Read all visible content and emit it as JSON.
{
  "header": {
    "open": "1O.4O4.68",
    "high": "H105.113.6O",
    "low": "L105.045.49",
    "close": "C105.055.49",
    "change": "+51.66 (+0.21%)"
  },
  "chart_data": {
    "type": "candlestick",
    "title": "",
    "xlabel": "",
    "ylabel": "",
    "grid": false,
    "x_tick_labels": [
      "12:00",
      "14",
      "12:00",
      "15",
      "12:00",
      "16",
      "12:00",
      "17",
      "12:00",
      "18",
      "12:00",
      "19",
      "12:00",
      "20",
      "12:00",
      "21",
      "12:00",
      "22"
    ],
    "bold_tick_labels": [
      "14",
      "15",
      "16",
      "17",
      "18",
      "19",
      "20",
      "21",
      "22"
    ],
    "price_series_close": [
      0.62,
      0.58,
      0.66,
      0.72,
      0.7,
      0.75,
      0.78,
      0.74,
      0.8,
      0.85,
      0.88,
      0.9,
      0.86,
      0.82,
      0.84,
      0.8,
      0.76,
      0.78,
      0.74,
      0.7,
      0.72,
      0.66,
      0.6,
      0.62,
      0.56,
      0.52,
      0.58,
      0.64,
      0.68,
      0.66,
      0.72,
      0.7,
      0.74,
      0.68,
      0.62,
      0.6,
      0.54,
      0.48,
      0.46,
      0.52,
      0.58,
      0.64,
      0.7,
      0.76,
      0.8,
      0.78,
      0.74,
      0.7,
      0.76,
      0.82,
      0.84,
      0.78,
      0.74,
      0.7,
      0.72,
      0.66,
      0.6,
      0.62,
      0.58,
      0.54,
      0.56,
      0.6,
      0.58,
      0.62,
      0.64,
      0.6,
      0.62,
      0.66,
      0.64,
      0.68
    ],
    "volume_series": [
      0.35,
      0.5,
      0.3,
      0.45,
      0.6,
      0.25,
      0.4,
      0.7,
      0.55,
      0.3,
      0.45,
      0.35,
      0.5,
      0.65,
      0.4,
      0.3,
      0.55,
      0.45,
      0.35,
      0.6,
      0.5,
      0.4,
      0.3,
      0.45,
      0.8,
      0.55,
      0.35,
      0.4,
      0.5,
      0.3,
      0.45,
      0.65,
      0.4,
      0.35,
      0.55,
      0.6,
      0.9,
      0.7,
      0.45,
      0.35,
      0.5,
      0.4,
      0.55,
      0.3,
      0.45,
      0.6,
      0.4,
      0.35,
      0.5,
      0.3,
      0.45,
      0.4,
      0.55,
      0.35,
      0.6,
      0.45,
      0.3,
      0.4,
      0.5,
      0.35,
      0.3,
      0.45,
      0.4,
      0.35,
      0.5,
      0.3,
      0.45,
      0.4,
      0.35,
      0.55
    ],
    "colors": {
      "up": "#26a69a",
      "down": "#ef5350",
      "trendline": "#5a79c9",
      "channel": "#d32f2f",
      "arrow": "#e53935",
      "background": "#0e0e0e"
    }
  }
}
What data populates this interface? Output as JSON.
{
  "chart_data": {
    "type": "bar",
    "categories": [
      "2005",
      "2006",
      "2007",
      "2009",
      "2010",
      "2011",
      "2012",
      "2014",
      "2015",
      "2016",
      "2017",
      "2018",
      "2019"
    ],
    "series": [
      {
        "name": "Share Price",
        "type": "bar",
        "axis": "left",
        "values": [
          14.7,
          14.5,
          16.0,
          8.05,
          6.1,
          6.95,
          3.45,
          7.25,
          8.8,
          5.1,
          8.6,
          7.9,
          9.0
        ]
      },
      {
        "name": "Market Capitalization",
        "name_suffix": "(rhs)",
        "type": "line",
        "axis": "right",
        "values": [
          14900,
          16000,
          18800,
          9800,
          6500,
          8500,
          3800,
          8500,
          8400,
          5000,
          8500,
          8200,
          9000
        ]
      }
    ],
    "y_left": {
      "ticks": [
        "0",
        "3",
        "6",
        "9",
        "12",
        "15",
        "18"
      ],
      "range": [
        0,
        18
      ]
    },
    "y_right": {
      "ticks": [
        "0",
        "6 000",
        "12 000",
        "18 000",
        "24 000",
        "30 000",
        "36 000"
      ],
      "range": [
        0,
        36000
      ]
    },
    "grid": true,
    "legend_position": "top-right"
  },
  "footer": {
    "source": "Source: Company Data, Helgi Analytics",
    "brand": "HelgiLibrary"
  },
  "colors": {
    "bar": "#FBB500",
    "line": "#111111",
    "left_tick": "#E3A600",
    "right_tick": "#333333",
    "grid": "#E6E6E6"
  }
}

☆ ☆ ☆ ☆ ☆

**Written problem:** Looking at the data above, show all lines where the word "type" occurs.

**Full output:**
    "type": "candlestick",
    "type": "bar",
        "type": "bar",
        "type": "line",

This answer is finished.